▸ TASK: Give the number of lines that include the string "JSON", nothing more.

[START DATA TO USE]

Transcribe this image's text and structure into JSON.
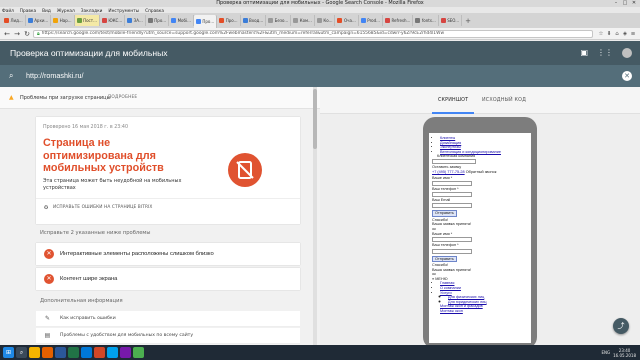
{
  "window": {
    "title": "Проверка оптимизации для мобильных - Google Search Console - Mozilla Firefox"
  },
  "menu": [
    "Файл",
    "Правка",
    "Вид",
    "Журнал",
    "Закладки",
    "Инструменты",
    "Справка"
  ],
  "tabs": [
    {
      "label": "Лид...",
      "color": "#e44d26"
    },
    {
      "label": "Архи...",
      "color": "#3b7dd8"
    },
    {
      "label": "Нар...",
      "color": "#f0a30a"
    },
    {
      "label": "Пост...",
      "color": "#6a9e3f",
      "highlight": true
    },
    {
      "label": "ЮКС...",
      "color": "#d64541"
    },
    {
      "label": "ЗА...",
      "color": "#3b7dd8"
    },
    {
      "label": "Про...",
      "color": "#777777"
    },
    {
      "label": "Мобі...",
      "color": "#4285f4"
    },
    {
      "label": "Про...",
      "color": "#4285f4",
      "active": true
    },
    {
      "label": "Про...",
      "color": "#e44d26"
    },
    {
      "label": "Вход...",
      "color": "#3b7dd8"
    },
    {
      "label": "Безо...",
      "color": "#999999"
    },
    {
      "label": "Ком...",
      "color": "#999999"
    },
    {
      "label": "Ко...",
      "color": "#999999"
    },
    {
      "label": "Оча...",
      "color": "#e44d26"
    },
    {
      "label": "Prod...",
      "color": "#4285f4"
    },
    {
      "label": "Refresh...",
      "color": "#d64541"
    },
    {
      "label": "fonts...",
      "color": "#777777"
    },
    {
      "label": "SEO...",
      "color": "#d64541"
    }
  ],
  "address": {
    "url": "https://search.google.com/test/mobile-friendly?utm_source=support.google.com%2Fwebmasters%2F&utm_medium=referral&utm_campaign=6155685&id=cdwrr-y6Zr9cE2rhd4l1Ww"
  },
  "app": {
    "title": "Проверка оптимизации для мобильных",
    "tested_url": "http://romashki.ru/"
  },
  "issues_bar": {
    "text": "Проблемы при загрузке страницы",
    "more": "ПОДРОБНЕЕ"
  },
  "result_card": {
    "checked": "Проверено 16 мая 2018 г. в 23:40",
    "headline": "Страница не оптимизирована для мобильных устройств",
    "description": "Эта страница может быть неудобной на мобильных устройствах",
    "fix_label": "ИСПРАВЬТЕ ОШИБКИ НА СТРАНИЦЕ BITRIX"
  },
  "problems": {
    "heading": "Исправьте 2 указанные ниже проблемы",
    "items": [
      "Интерактивные элементы расположены слишком близко",
      "Контент шире экрана"
    ]
  },
  "additional": {
    "heading": "Дополнительная информация",
    "items": [
      "Как исправить ошибки",
      "Проблемы с удобством для мобильных по всему сайту"
    ]
  },
  "preview": {
    "tab_screenshot": "СКРИНШОТ",
    "tab_source": "ИСХОДНЫЙ КОД",
    "nav_links": [
      "Клиенты",
      "Дизайнация",
      "Экспертизы",
      "Вентиляция и кондиционирование"
    ],
    "company": "Клиентская компания",
    "leave_request": "Оставить заявку",
    "phone": "+7 (495) 777-75-28",
    "callback": "Обратный звонок",
    "name_label": "Ваше имя *",
    "phone_label": "Ваш телефон *",
    "email_label": "Ваш Email",
    "submit": "Отправить",
    "thanks": "Спасибо!",
    "accepted": "Ваша заявка принята!",
    "ok": "ок",
    "name_label2": "Ваше имя *",
    "phone_label2": "Ваш телефон *",
    "submit2": "Отправить",
    "thanks2": "Спасибо!",
    "accepted2": "Ваша заявка принята!",
    "ok2": "ок",
    "menu_label": "≡ МЕНЮ",
    "menu_links": [
      "Главная",
      "О компании",
      "Услуги",
      "Для физических лиц",
      "Для юридических лиц",
      "Монтаж окон и фасадов",
      "Монтаж окон"
    ]
  },
  "taskbar": {
    "lang": "ENG",
    "time": "23:40",
    "date": "16.05.2018"
  }
}
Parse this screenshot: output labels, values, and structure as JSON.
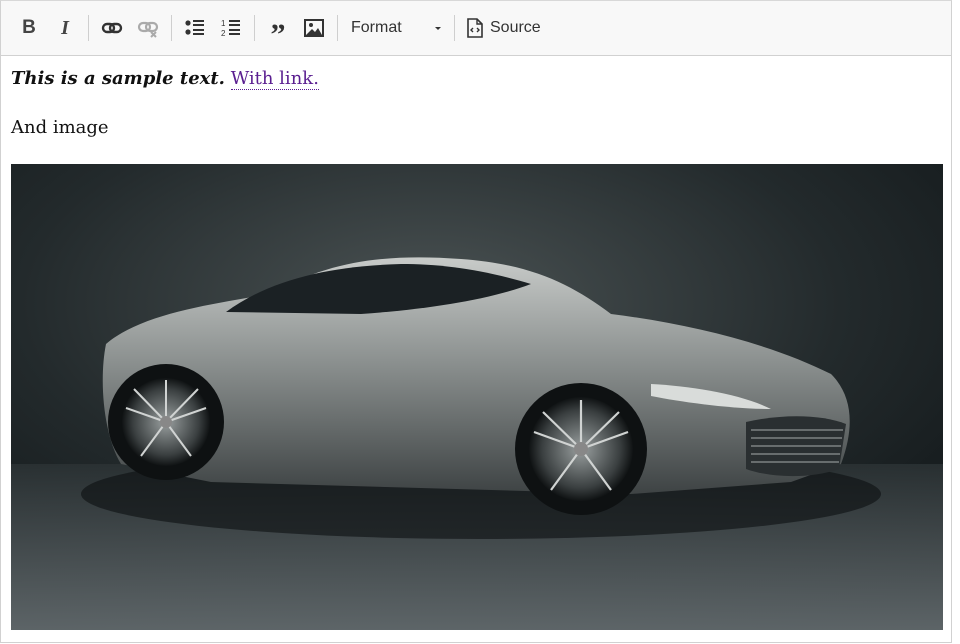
{
  "toolbar": {
    "buttons": {
      "bold": "B",
      "italic": "I",
      "link": "link-icon",
      "unlink": "unlink-icon",
      "bulleted_list": "bulleted-list-icon",
      "numbered_list": "numbered-list-icon",
      "blockquote": "”",
      "image": "image-icon"
    },
    "format_label": "Format",
    "source_label": "Source"
  },
  "content": {
    "bold_italic_text": "This is a sample text.",
    "link_text": "With link.",
    "paragraph_2": "And image",
    "image": "car-image"
  },
  "colors": {
    "link": "#5a1e90",
    "toolbar_bg": "#f8f8f8",
    "border": "#d1d1d1"
  }
}
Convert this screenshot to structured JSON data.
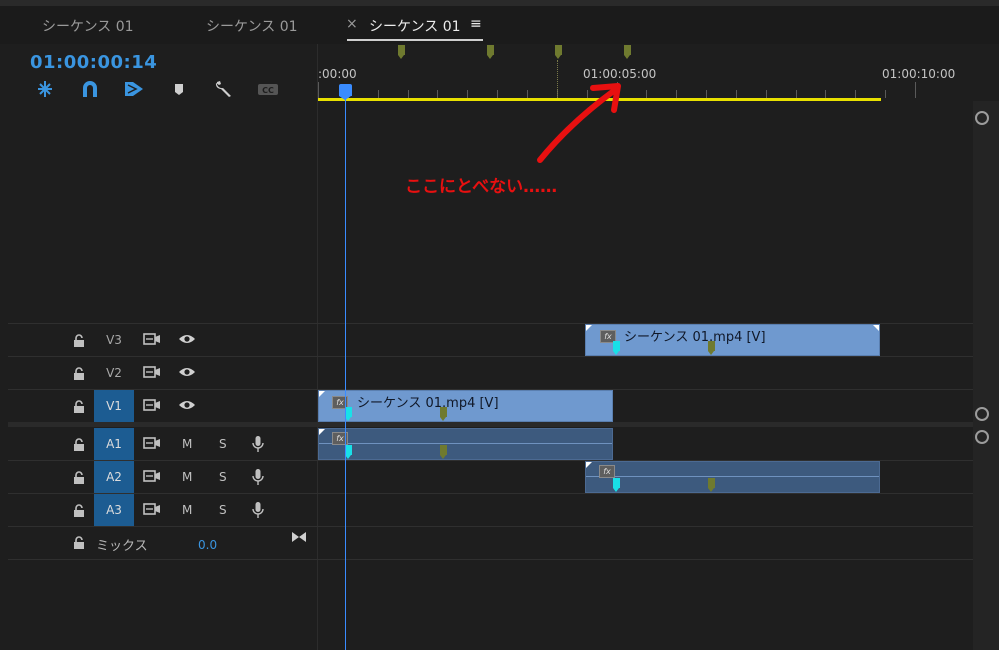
{
  "tabs": [
    {
      "label": "シーケンス 01",
      "active": false
    },
    {
      "label": "シーケンス 01",
      "active": false
    },
    {
      "label": "シーケンス 01",
      "active": true,
      "close": "×",
      "menu": "≡"
    }
  ],
  "timecode": "01:00:00:14",
  "tools": [
    "snap-in-sequence-icon",
    "linked-selection-icon",
    "marker-select-icon",
    "add-marker-icon",
    "settings-wrench-icon",
    "captions-icon"
  ],
  "ruler": {
    "labels": [
      ":00:00",
      "01:00:05:00",
      "01:00:10:00"
    ]
  },
  "annotation": "ここにとべない……",
  "video_tracks": [
    {
      "name": "V3",
      "selected": false
    },
    {
      "name": "V2",
      "selected": false
    },
    {
      "name": "V1",
      "selected": true
    }
  ],
  "audio_tracks": [
    {
      "name": "A1",
      "selected": true,
      "m": "M",
      "s": "S"
    },
    {
      "name": "A2",
      "selected": true,
      "m": "M",
      "s": "S"
    },
    {
      "name": "A3",
      "selected": true,
      "m": "M",
      "s": "S"
    }
  ],
  "mix": {
    "label": "ミックス",
    "value": "0.0"
  },
  "clips": {
    "v3": "シーケンス 01.mp4 [V]",
    "v1": "シーケンス 01.mp4 [V]",
    "fx": "fx"
  },
  "colors": {
    "accent": "#3a95e0",
    "work_area": "#e8e000",
    "annotation": "#e81010",
    "clip_video": "#6f99cf",
    "clip_audio": "#3d5a7e"
  }
}
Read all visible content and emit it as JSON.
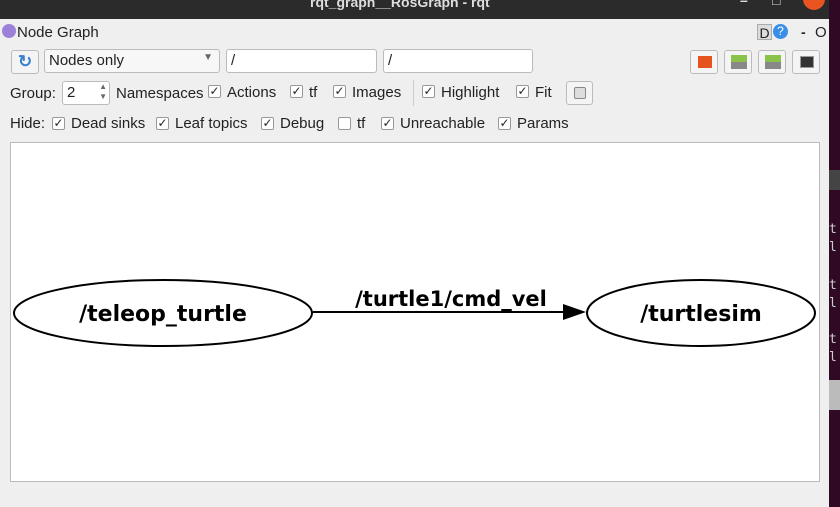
{
  "window": {
    "title": "rqt_graph__RosGraph - rqt"
  },
  "dock": {
    "title": "Node Graph",
    "d_label": "D",
    "help_label": "?",
    "minimize_label": "-",
    "float_label": "O"
  },
  "toolbar": {
    "mode": "Nodes only",
    "node_filter": "/",
    "topic_filter": "/"
  },
  "row2": {
    "group_label": "Group:",
    "group_value": "2",
    "namespaces": "Namespaces",
    "checks": [
      {
        "label": "Actions",
        "checked": true
      },
      {
        "label": "tf",
        "checked": true
      },
      {
        "label": "Images",
        "checked": true
      },
      {
        "label": "Highlight",
        "checked": true
      },
      {
        "label": "Fit",
        "checked": true
      }
    ]
  },
  "row3": {
    "hide_label": "Hide:",
    "checks": [
      {
        "label": "Dead sinks",
        "checked": true
      },
      {
        "label": "Leaf topics",
        "checked": true
      },
      {
        "label": "Debug",
        "checked": true
      },
      {
        "label": "tf",
        "checked": false
      },
      {
        "label": "Unreachable",
        "checked": true
      },
      {
        "label": "Params",
        "checked": true
      }
    ]
  },
  "graph": {
    "nodes": [
      "/teleop_turtle",
      "/turtlesim"
    ],
    "edge_label": "/turtle1/cmd_vel"
  },
  "terminal": {
    "lines": [
      "t",
      "l",
      "t",
      "l",
      "t",
      "l"
    ]
  }
}
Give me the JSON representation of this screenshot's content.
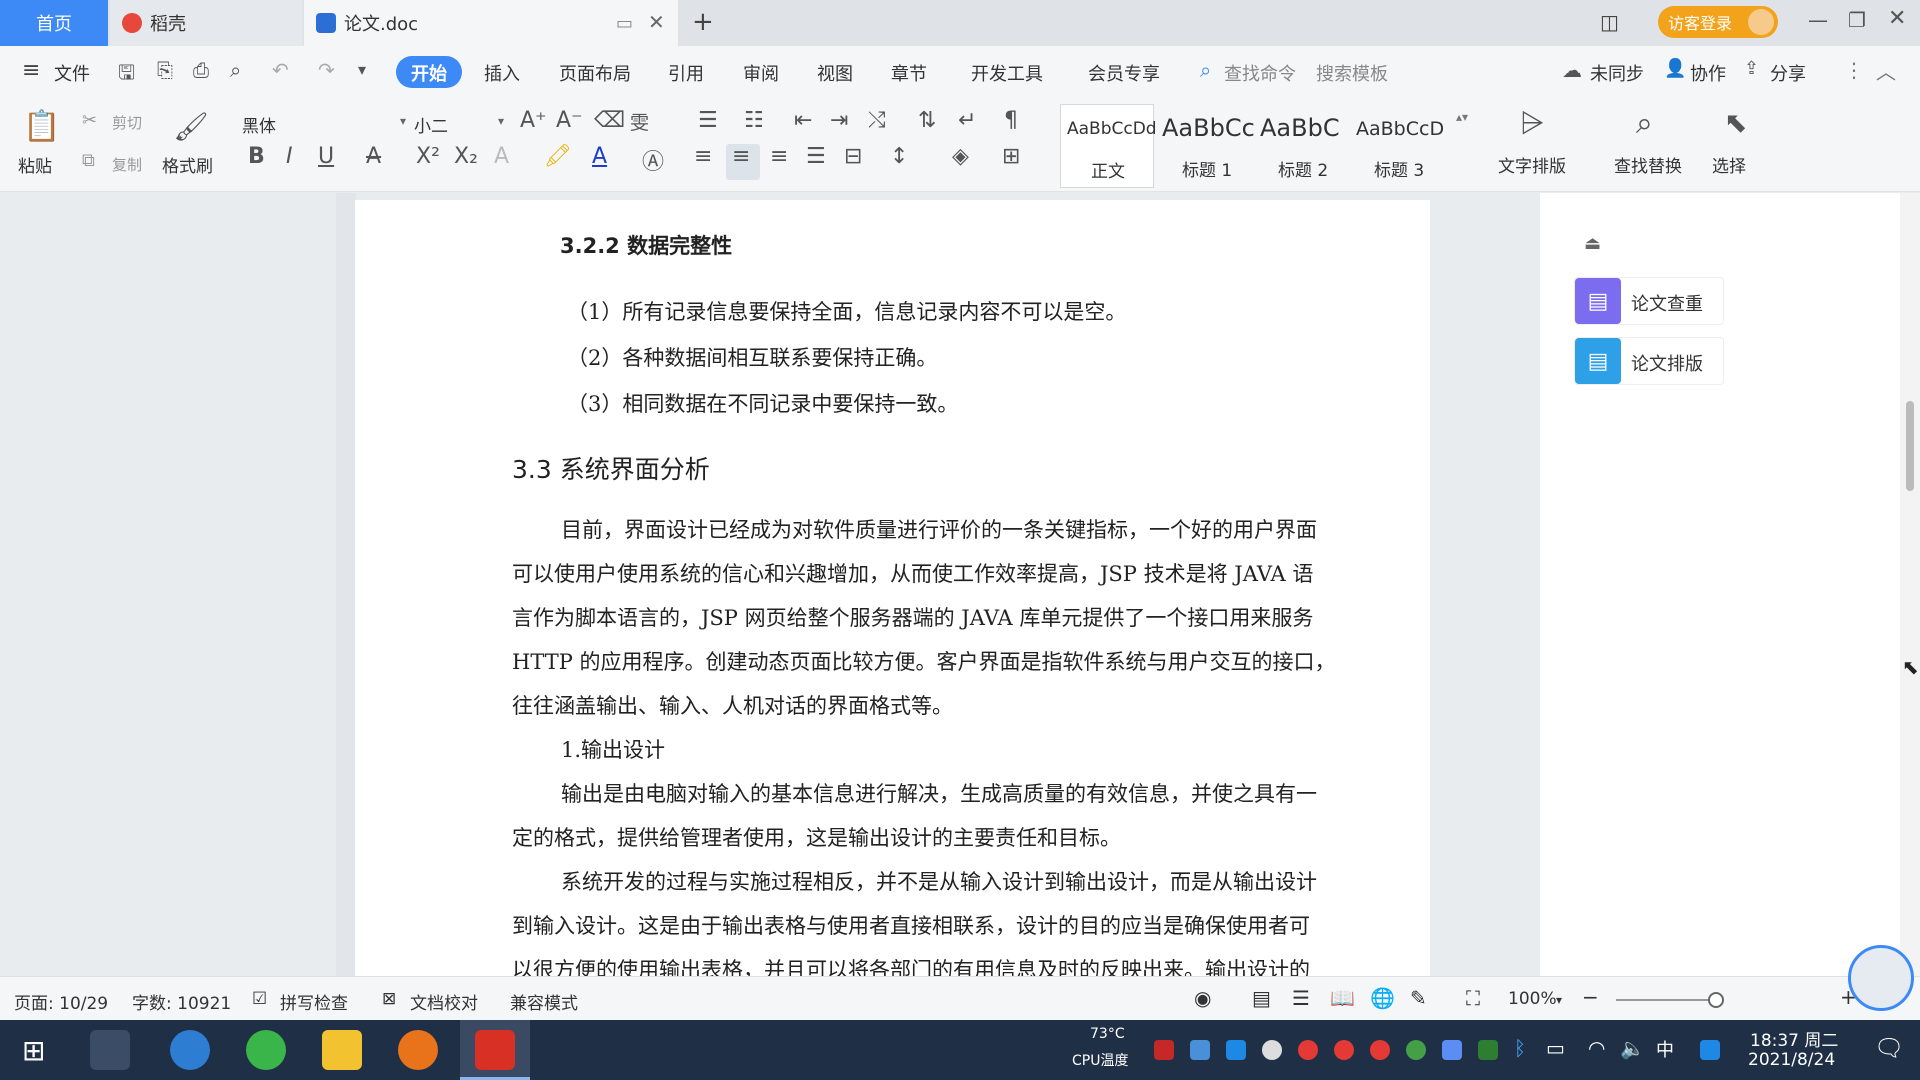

[END DATA TO USE]

▸ WRITTEN RESPONSE: 5